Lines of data
=======
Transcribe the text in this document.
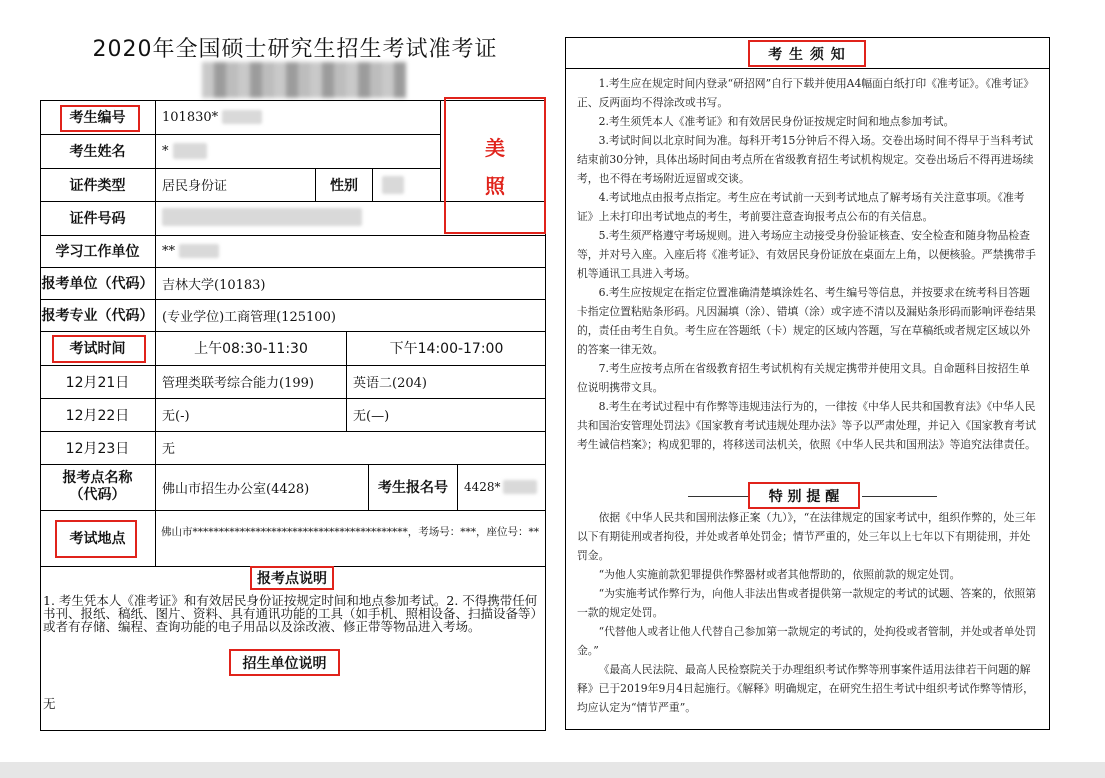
2020年全国硕士研究生招生考试准考证
考生编号	101830*
考生姓名	*
证件类型	居民身份证	性别
美
照
证件号码
学习工作单位	**
报考单位（代码） 吉林大学(10183)
报考专业（代码） (专业学位)工商管理(125100)
考试时间	上午08:30-11:30	下午14:00-17:00
12月21日	管理类联考综合能力(199)	英语二(204)
12月22日	无(-)	无(—)
12月23日	无
报考点名称
（代码）	佛山市招生办公室(4428)	考生报名号	4428*
考试地点	佛山市*****************************************，考场号：***，座位号：**
报考点说明
1. 考生凭本人《准考证》和有效居民身份证按规定时间和地点参加考试。2. 不得携带任何书刊、报纸、稿纸、图片、资料、具有通讯功能的工具（如手机、照相设备、扫描设备等）或者有存储、编程、查询功能的电子用品以及涂改液、修正带等物品进入考场。
招生单位说明
无
考 生 须 知

1.考生应在规定时间内登录“研招网”自行下载并使用A4幅面白纸打印《准考证》。《准考证》正、反两面均不得涂改或书写。

2.考生须凭本人《准考证》和有效居民身份证按规定时间和地点参加考试。

3.考试时间以北京时间为准。每科开考15分钟后不得入场。交卷出场时间不得早于当科考试结束前30分钟，具体出场时间由考点所在省级教育招生考试机构规定。交卷出场后不得再进场续考，也不得在考场附近逗留或交谈。

4.考试地点由报考点指定。考生应在考试前一天到考试地点了解考场有关注意事项。《准考证》上未打印出考试地点的考生，考前要注意查询报考点公布的有关信息。

5.考生须严格遵守考场规则。进入考场应主动接受身份验证核查、安全检查和随身物品检查等，并对号入座。入座后将《准考证》、有效居民身份证放在桌面左上角，以便核验。严禁携带手机等通讯工具进入考场。

6.考生应按规定在指定位置准确清楚填涂姓名、考生编号等信息，并按要求在统考科目答题卡指定位置粘贴条形码。凡因漏填（涂）、错填（涂）或字迹不清以及漏贴条形码而影响评卷结果的，责任由考生自负。考生应在答题纸（卡）规定的区域内答题，写在草稿纸或者规定区域以外的答案一律无效。

7.考生应按考点所在省级教育招生考试机构有关规定携带并使用文具。自命题科目按招生单位说明携带文具。

8.考生在考试过程中有作弊等违规违法行为的，一律按《中华人民共和国教育法》《中华人民共和国治安管理处罚法》《国家教育考试违规处理办法》等予以严肃处理，并记入《国家教育考试考生诚信档案》；构成犯罪的，将移送司法机关，依照《中华人民共和国刑法》等追究法律责任。

特 别 提 醒

依据《中华人民共和国刑法修正案（九）》，“在法律规定的国家考试中，组织作弊的，处三年以下有期徒刑或者拘役，并处或者单处罚金；情节严重的，处三年以上七年以下有期徒刑，并处罚金。

“为他人实施前款犯罪提供作弊器材或者其他帮助的，依照前款的规定处罚。

“为实施考试作弊行为，向他人非法出售或者提供第一款规定的考试的试题、答案的，依照第一款的规定处罚。

“代替他人或者让他人代替自己参加第一款规定的考试的，处拘役或者管制，并处或者单处罚金。”

《最高人民法院、最高人民检察院关于办理组织考试作弊等刑事案件适用法律若干问题的解释》已于2019年9月4日起施行。《解释》明确规定，在研究生招生考试中组织考试作弊等情形，均应认定为“情节严重”。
=======
What you are asked to do
Every entry above needs to be retyped exactly; drop the pictures.

Final result
Transcribe the text in this document.
2020年全国硕士研究生招生考试准考证
考生编号	101830*
考生姓名	*
证件类型	居民身份证	性别
美
照
证件号码
学习工作单位	**
报考单位（代码） 吉林大学(10183)
报考专业（代码） (专业学位)工商管理(125100)
考试时间	上午08:30-11:30	下午14:00-17:00
12月21日	管理类联考综合能力(199)	英语二(204)
12月22日	无(-)	无(—)
12月23日	无
报考点名称
（代码）	佛山市招生办公室(4428)	考生报名号	4428*
考试地点	佛山市*****************************************，考场号：***，座位号：**
报考点说明
1. 考生凭本人《准考证》和有效居民身份证按规定时间和地点参加考试。2. 不得携带任何书刊、报纸、稿纸、图片、资料、具有通讯功能的工具（如手机、照相设备、扫描设备等）或者有存储、编程、查询功能的电子用品以及涂改液、修正带等物品进入考场。
招生单位说明
无
考 生 须 知

1.考生应在规定时间内登录“研招网”自行下载并使用A4幅面白纸打印《准考证》。《准考证》正、反两面均不得涂改或书写。

2.考生须凭本人《准考证》和有效居民身份证按规定时间和地点参加考试。

3.考试时间以北京时间为准。每科开考15分钟后不得入场。交卷出场时间不得早于当科考试结束前30分钟，具体出场时间由考点所在省级教育招生考试机构规定。交卷出场后不得再进场续考，也不得在考场附近逗留或交谈。

4.考试地点由报考点指定。考生应在考试前一天到考试地点了解考场有关注意事项。《准考证》上未打印出考试地点的考生，考前要注意查询报考点公布的有关信息。

5.考生须严格遵守考场规则。进入考场应主动接受身份验证核查、安全检查和随身物品检查等，并对号入座。入座后将《准考证》、有效居民身份证放在桌面左上角，以便核验。严禁携带手机等通讯工具进入考场。

6.考生应按规定在指定位置准确清楚填涂姓名、考生编号等信息，并按要求在统考科目答题卡指定位置粘贴条形码。凡因漏填（涂）、错填（涂）或字迹不清以及漏贴条形码而影响评卷结果的，责任由考生自负。考生应在答题纸（卡）规定的区域内答题，写在草稿纸或者规定区域以外的答案一律无效。

7.考生应按考点所在省级教育招生考试机构有关规定携带并使用文具。自命题科目按招生单位说明携带文具。

8.考生在考试过程中有作弊等违规违法行为的，一律按《中华人民共和国教育法》《中华人民共和国治安管理处罚法》《国家教育考试违规处理办法》等予以严肃处理，并记入《国家教育考试考生诚信档案》；构成犯罪的，将移送司法机关，依照《中华人民共和国刑法》等追究法律责任。

特 别 提 醒

依据《中华人民共和国刑法修正案（九）》，“在法律规定的国家考试中，组织作弊的，处三年以下有期徒刑或者拘役，并处或者单处罚金；情节严重的，处三年以上七年以下有期徒刑，并处罚金。

“为他人实施前款犯罪提供作弊器材或者其他帮助的，依照前款的规定处罚。

“为实施考试作弊行为，向他人非法出售或者提供第一款规定的考试的试题、答案的，依照第一款的规定处罚。

“代替他人或者让他人代替自己参加第一款规定的考试的，处拘役或者管制，并处或者单处罚金。”

《最高人民法院、最高人民检察院关于办理组织考试作弊等刑事案件适用法律若干问题的解释》已于2019年9月4日起施行。《解释》明确规定，在研究生招生考试中组织考试作弊等情形，均应认定为“情节严重”。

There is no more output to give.